» To do:
Look through the listing below and work out how many of its lines hold the word "choice". Give only the number.

Recorded data
##############################

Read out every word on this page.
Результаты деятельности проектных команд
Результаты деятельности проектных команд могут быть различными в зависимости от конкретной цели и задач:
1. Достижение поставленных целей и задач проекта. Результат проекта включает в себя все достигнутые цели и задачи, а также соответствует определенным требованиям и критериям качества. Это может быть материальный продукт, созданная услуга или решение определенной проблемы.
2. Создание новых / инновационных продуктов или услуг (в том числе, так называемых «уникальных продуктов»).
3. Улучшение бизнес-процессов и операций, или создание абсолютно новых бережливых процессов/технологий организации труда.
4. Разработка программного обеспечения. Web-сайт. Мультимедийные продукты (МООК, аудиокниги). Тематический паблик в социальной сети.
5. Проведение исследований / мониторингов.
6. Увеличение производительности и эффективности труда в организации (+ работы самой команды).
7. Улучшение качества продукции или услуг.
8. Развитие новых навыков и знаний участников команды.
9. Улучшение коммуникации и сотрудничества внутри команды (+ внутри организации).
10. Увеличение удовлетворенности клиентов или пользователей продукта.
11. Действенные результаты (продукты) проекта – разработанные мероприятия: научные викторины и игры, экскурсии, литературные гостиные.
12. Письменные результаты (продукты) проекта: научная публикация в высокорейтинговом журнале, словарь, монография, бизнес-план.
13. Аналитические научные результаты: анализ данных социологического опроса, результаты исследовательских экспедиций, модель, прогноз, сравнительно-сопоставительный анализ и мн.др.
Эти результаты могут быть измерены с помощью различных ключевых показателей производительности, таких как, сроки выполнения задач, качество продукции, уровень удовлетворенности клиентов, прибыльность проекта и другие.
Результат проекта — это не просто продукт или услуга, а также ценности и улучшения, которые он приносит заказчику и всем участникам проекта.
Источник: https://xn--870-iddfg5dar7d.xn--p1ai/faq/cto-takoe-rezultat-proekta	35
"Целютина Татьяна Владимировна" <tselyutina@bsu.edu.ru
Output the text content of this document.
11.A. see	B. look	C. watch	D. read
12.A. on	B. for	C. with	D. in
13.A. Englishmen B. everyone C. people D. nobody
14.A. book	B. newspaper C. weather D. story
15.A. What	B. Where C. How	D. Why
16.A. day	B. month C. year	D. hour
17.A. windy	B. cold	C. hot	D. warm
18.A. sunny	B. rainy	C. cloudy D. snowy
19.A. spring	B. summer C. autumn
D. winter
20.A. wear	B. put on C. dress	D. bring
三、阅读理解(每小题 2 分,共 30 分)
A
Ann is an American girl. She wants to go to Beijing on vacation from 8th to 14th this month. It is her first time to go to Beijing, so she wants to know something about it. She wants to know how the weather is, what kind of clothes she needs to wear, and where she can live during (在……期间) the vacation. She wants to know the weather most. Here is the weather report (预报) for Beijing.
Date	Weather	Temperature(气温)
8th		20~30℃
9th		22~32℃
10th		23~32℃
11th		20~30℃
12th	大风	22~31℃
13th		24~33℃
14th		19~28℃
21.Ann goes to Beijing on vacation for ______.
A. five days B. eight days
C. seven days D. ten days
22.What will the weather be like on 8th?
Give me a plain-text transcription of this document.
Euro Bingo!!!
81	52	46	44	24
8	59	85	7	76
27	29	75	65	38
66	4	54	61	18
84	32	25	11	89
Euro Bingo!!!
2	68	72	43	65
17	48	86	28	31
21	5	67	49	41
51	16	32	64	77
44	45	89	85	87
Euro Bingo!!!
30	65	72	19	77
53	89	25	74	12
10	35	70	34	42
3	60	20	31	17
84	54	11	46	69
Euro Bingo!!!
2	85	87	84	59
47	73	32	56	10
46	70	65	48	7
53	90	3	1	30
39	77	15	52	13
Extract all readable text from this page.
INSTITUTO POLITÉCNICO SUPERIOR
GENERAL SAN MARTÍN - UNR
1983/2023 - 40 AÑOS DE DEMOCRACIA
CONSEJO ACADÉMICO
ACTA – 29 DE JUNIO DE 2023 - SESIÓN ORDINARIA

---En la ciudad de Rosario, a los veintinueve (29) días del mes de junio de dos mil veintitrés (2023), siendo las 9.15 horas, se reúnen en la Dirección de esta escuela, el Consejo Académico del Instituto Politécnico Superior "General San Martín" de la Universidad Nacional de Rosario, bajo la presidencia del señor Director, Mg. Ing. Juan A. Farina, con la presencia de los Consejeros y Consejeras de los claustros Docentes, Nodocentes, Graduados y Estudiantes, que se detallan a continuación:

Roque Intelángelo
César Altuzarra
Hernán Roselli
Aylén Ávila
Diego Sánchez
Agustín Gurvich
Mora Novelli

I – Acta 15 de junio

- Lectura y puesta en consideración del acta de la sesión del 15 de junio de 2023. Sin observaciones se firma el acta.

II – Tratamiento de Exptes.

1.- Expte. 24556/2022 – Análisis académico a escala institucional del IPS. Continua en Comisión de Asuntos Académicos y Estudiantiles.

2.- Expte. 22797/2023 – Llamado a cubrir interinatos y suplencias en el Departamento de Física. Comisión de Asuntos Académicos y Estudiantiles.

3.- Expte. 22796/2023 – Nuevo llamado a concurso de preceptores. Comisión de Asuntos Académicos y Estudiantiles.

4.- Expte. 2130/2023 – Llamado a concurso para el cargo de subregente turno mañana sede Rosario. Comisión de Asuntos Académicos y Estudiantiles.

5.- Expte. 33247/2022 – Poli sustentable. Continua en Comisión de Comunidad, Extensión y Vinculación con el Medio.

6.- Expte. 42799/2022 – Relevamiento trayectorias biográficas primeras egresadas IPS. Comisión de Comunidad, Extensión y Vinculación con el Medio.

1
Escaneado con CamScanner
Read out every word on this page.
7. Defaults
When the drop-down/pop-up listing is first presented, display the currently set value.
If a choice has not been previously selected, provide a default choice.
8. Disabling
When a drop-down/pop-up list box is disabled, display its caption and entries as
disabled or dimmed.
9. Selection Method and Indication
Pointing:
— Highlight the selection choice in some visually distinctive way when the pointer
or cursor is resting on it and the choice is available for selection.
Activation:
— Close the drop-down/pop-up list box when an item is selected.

##############################

» Problem solution:
3